Brief:
Report how many lines in the records hold the string "rằng"; give the number and nothing else.

begin Data to use

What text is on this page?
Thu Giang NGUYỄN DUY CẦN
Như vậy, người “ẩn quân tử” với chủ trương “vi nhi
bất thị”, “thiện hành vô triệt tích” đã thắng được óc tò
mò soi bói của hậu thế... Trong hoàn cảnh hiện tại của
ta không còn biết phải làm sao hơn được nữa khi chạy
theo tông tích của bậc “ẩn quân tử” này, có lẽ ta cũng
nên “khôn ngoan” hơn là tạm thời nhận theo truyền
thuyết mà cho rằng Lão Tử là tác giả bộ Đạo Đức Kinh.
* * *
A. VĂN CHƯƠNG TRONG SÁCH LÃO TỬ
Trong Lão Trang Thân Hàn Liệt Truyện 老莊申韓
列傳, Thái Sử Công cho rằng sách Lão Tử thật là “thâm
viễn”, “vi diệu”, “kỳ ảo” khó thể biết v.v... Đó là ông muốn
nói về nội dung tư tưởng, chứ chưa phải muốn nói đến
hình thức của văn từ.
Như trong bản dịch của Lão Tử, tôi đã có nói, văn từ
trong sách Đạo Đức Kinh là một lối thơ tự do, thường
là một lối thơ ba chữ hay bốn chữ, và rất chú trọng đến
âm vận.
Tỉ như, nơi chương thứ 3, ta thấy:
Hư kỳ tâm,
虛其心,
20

end Data to use
begin Data to use

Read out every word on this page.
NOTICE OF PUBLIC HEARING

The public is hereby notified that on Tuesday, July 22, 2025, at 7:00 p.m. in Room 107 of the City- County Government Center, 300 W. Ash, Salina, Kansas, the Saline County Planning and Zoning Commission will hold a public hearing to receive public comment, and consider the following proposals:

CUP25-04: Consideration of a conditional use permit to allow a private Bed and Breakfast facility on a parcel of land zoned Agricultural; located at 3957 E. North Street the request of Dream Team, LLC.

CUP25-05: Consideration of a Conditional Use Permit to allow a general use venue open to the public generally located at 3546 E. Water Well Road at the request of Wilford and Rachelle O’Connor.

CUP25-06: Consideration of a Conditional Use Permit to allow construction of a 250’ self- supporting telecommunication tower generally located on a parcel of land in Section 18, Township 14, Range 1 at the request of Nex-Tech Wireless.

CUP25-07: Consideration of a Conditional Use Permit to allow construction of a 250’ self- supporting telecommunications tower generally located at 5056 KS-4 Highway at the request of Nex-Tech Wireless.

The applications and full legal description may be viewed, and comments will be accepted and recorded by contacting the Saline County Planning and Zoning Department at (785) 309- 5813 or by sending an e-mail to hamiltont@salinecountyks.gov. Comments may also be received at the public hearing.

end Data to use

Answer to this exercise:
2